+++ Task data +++

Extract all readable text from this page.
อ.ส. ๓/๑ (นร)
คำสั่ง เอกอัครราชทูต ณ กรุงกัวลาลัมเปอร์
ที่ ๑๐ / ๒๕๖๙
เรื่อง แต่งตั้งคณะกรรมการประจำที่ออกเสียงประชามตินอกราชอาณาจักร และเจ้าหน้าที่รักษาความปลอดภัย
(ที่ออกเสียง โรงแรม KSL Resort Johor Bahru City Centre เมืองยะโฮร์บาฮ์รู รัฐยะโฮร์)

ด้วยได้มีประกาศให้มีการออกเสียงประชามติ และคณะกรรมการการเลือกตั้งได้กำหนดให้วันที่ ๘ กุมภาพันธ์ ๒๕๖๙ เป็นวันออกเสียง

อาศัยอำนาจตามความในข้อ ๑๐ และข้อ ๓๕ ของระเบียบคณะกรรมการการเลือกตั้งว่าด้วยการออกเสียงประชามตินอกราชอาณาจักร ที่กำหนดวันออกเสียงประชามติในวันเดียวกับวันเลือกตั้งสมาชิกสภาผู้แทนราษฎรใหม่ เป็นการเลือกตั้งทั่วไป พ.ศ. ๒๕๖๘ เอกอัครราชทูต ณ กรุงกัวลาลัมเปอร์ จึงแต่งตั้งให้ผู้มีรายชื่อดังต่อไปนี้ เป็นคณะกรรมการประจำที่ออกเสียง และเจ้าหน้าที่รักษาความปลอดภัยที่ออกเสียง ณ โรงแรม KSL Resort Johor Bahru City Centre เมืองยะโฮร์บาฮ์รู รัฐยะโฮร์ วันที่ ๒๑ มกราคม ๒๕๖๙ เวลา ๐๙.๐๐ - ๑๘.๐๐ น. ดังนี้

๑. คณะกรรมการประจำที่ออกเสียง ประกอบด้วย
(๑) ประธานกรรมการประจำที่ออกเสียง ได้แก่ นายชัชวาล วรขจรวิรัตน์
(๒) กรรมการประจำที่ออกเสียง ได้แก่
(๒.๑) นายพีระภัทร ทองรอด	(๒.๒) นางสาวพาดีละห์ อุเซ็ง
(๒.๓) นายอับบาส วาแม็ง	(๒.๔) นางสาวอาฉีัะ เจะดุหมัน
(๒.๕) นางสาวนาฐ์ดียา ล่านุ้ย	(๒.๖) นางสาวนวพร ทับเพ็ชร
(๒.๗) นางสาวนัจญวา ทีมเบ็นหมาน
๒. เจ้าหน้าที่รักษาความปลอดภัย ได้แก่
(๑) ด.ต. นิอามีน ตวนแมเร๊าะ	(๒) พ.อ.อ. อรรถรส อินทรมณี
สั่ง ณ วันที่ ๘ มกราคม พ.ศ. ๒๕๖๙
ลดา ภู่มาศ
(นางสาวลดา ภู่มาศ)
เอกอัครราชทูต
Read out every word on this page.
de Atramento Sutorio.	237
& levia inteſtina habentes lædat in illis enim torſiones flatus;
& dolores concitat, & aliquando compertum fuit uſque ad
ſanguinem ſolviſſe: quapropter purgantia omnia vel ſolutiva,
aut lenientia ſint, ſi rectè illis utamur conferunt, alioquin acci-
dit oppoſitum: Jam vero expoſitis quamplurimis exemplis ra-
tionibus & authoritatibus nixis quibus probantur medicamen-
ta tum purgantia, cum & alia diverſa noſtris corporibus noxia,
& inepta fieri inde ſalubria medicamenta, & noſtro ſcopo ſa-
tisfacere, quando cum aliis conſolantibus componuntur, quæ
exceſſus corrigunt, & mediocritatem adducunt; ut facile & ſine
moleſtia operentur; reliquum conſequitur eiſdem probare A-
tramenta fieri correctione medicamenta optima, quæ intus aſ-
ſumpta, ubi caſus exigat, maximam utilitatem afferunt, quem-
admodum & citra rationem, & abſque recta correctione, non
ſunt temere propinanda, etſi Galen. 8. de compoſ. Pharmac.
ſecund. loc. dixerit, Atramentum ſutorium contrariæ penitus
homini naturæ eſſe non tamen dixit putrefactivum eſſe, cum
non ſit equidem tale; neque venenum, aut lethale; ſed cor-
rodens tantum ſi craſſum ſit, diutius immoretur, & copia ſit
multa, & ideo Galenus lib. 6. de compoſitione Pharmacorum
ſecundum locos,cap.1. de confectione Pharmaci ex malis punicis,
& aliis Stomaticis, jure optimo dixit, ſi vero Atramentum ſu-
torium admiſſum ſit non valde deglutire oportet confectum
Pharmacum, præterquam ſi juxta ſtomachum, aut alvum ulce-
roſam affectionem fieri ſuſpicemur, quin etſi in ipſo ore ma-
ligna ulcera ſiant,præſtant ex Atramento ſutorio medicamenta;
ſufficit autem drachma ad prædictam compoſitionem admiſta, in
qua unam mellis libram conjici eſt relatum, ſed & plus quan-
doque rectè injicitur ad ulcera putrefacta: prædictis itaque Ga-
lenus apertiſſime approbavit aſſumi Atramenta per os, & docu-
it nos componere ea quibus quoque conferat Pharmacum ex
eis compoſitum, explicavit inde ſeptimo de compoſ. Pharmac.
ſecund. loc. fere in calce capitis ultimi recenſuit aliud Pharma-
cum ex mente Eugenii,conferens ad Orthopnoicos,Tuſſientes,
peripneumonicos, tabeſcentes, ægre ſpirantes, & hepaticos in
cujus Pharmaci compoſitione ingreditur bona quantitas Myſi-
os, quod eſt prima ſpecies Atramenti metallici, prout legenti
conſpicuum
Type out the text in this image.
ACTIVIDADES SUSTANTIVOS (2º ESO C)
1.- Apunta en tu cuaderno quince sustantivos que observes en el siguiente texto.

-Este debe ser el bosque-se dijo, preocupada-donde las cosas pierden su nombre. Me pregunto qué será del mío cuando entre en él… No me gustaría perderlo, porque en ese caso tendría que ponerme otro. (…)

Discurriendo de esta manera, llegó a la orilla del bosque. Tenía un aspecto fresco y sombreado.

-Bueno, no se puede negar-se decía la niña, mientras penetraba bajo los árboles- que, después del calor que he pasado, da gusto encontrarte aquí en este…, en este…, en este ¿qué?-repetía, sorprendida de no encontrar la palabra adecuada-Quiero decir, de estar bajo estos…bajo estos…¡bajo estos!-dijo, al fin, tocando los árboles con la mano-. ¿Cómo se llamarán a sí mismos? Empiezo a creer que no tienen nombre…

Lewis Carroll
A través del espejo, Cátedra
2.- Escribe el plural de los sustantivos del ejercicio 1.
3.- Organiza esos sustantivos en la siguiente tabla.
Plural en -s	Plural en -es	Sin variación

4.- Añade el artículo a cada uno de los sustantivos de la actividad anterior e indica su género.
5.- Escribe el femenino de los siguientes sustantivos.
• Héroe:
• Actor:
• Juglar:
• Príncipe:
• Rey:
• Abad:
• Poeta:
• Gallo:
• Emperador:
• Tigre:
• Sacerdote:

+++

▶ [Set task]:
Return every line above that contains the word "purgantia".

▶ [Solution below]:
ſanguinem ſolviſſe: quapropter purgantia omnia vel ſolutiva,
ta tum purgantia, cum & alia diverſa noſtris corporibus noxia,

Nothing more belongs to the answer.